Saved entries
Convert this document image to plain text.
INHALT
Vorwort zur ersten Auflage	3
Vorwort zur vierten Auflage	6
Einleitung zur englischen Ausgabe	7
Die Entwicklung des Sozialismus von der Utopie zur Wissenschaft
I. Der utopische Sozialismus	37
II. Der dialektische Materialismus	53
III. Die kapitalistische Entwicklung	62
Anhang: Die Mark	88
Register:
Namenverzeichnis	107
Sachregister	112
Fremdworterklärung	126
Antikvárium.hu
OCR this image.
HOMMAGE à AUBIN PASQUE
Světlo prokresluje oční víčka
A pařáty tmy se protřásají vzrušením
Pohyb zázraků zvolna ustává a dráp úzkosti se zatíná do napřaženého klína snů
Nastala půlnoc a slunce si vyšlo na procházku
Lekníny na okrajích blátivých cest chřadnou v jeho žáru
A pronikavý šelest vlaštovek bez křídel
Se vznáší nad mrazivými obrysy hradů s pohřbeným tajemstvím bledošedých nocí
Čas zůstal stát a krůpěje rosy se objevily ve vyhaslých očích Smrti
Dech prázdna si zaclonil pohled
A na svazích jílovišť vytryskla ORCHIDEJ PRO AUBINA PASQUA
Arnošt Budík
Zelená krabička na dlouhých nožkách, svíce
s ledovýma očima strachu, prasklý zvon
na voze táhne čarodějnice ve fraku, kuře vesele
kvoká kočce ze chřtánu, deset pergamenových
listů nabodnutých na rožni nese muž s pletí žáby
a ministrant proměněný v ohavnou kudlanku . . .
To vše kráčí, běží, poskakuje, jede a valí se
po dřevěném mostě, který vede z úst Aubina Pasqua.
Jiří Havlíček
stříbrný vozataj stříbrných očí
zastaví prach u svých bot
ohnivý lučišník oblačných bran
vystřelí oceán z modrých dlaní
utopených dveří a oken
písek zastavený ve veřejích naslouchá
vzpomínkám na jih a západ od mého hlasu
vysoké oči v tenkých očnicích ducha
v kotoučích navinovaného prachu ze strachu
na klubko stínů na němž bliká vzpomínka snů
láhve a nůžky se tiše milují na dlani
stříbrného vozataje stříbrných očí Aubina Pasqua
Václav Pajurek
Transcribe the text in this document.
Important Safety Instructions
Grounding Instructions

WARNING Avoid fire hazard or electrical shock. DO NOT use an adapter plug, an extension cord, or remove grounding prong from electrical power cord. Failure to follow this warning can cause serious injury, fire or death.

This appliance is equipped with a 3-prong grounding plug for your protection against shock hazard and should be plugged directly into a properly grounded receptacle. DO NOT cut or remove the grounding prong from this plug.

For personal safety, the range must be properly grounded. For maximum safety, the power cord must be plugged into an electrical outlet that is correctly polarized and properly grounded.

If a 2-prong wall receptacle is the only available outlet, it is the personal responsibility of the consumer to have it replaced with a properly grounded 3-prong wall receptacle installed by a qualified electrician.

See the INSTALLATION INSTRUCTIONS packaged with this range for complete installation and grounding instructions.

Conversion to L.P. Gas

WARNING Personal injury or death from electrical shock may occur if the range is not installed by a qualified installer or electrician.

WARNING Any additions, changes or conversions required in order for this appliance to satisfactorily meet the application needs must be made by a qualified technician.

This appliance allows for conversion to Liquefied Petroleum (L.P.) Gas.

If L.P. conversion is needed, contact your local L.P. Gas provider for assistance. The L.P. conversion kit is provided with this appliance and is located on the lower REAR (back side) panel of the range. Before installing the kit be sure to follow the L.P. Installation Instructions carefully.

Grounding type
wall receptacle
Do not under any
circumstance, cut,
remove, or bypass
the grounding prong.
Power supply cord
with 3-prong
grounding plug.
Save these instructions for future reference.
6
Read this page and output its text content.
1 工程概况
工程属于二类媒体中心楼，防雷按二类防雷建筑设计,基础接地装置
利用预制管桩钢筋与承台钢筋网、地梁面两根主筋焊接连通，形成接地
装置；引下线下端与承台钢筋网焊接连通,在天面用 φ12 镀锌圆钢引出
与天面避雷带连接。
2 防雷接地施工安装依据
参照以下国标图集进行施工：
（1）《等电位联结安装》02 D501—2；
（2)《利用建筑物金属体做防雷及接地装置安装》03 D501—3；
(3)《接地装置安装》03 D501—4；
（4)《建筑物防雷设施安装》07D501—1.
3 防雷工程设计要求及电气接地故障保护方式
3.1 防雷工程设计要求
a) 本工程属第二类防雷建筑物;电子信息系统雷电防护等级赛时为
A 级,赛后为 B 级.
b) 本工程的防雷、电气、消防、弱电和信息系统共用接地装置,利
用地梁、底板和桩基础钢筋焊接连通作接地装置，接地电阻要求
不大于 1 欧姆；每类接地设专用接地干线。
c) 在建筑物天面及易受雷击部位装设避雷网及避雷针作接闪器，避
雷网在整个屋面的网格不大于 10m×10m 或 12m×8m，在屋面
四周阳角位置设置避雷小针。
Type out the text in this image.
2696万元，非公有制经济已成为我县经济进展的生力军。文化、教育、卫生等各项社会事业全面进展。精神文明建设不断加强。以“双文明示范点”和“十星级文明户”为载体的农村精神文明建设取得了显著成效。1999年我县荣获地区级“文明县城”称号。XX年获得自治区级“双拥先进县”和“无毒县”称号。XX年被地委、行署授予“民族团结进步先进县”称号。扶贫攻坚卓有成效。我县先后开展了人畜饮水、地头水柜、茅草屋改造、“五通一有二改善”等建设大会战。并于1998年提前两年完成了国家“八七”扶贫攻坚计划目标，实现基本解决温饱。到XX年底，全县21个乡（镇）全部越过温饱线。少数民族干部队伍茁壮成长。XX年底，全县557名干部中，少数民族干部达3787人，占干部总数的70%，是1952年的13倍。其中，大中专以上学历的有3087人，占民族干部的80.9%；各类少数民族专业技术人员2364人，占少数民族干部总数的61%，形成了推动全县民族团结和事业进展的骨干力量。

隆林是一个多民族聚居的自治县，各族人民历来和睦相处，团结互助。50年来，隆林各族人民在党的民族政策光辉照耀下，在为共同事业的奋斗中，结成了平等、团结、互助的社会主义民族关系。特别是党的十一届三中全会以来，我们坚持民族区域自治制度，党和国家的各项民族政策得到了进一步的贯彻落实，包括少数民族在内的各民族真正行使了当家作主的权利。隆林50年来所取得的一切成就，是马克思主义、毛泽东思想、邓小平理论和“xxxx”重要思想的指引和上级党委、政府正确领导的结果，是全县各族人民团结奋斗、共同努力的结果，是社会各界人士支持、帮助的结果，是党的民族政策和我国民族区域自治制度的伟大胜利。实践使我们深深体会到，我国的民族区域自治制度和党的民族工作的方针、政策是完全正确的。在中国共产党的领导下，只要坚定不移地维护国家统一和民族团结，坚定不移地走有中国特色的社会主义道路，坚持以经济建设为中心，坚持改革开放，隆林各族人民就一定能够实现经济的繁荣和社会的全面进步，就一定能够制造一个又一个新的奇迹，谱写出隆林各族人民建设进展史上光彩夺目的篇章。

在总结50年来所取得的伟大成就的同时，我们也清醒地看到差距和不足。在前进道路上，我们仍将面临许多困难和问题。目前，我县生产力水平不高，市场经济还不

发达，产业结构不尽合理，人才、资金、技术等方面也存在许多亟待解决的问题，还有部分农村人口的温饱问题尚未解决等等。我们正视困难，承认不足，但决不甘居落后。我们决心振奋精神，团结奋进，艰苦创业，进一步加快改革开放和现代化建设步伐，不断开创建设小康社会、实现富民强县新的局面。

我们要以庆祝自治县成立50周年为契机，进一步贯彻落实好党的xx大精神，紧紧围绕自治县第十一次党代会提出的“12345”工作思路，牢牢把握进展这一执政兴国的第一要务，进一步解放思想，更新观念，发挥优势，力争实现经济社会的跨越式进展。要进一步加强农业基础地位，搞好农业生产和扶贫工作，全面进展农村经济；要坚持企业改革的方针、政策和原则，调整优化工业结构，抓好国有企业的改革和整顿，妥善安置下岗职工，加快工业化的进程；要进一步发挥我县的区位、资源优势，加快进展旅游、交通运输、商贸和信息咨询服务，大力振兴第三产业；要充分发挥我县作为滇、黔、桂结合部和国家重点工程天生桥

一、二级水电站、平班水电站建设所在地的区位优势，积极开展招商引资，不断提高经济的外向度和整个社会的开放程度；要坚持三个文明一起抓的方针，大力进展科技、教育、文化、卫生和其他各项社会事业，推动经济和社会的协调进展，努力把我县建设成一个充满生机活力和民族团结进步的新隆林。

GIVEN TASK
Copy all lines from the material that hold "receptacle".

EXERCISE SOLUTION
This appliance is equipped with a 3-prong grounding plug for your protection against shock hazard and should be plugged directly into a properly grounded receptacle. DO NOT cut or remove the grounding prong from this plug.
If a 2-prong wall receptacle is the only available outlet, it is the personal responsibility of the consumer to have it replaced with a properly grounded 3-prong wall receptacle installed by a qualified electrician.
wall receptacle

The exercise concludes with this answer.